DATA SHOWN:

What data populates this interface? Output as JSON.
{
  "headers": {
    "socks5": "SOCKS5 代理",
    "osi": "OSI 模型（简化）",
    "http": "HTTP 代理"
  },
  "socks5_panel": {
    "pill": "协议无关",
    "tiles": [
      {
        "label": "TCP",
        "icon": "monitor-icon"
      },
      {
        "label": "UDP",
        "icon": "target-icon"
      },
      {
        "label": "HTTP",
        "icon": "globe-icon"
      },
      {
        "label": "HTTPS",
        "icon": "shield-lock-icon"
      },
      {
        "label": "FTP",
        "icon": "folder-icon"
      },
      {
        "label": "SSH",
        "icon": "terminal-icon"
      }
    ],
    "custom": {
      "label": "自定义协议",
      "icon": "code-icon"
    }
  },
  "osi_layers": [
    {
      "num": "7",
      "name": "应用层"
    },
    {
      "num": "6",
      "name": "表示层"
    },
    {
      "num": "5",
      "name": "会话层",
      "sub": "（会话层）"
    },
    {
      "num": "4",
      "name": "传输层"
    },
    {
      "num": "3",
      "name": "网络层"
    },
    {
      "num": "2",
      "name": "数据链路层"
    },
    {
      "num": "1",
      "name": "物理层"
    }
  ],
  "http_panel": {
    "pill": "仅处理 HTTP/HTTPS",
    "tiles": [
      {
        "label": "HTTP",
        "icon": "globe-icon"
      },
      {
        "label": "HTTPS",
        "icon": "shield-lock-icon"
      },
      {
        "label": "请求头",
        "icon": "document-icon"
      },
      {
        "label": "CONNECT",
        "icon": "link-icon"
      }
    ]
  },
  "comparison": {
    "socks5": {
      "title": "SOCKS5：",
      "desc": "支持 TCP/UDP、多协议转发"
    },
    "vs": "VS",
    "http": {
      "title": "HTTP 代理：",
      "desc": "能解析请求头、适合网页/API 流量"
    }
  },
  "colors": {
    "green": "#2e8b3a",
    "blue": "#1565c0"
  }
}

EXERCISE GOAL: Every record should be given again exactly.

COMPLETED EXERCISE:
What data populates this interface? Output as JSON.
{
  "headers": {
    "socks5": "SOCKS5 代理",
    "osi": "OSI 模型（简化）",
    "http": "HTTP 代理"
  },
  "socks5_panel": {
    "pill": "协议无关",
    "tiles": [
      {
        "label": "TCP",
        "icon": "monitor-icon"
      },
      {
        "label": "UDP",
        "icon": "target-icon"
      },
      {
        "label": "HTTP",
        "icon": "globe-icon"
      },
      {
        "label": "HTTPS",
        "icon": "shield-lock-icon"
      },
      {
        "label": "FTP",
        "icon": "folder-icon"
      },
      {
        "label": "SSH",
        "icon": "terminal-icon"
      }
    ],
    "custom": {
      "label": "自定义协议",
      "icon": "code-icon"
    }
  },
  "osi_layers": [
    {
      "num": "7",
      "name": "应用层"
    },
    {
      "num": "6",
      "name": "表示层"
    },
    {
      "num": "5",
      "name": "会话层",
      "sub": "（会话层）"
    },
    {
      "num": "4",
      "name": "传输层"
    },
    {
      "num": "3",
      "name": "网络层"
    },
    {
      "num": "2",
      "name": "数据链路层"
    },
    {
      "num": "1",
      "name": "物理层"
    }
  ],
  "http_panel": {
    "pill": "仅处理 HTTP/HTTPS",
    "tiles": [
      {
        "label": "HTTP",
        "icon": "globe-icon"
      },
      {
        "label": "HTTPS",
        "icon": "shield-lock-icon"
      },
      {
        "label": "请求头",
        "icon": "document-icon"
      },
      {
        "label": "CONNECT",
        "icon": "link-icon"
      }
    ]
  },
  "comparison": {
    "socks5": {
      "title": "SOCKS5：",
      "desc": "支持 TCP/UDP、多协议转发"
    },
    "vs": "VS",
    "http": {
      "title": "HTTP 代理：",
      "desc": "能解析请求头、适合网页/API 流量"
    }
  },
  "colors": {
    "green": "#2e8b3a",
    "blue": "#1565c0"
  }
}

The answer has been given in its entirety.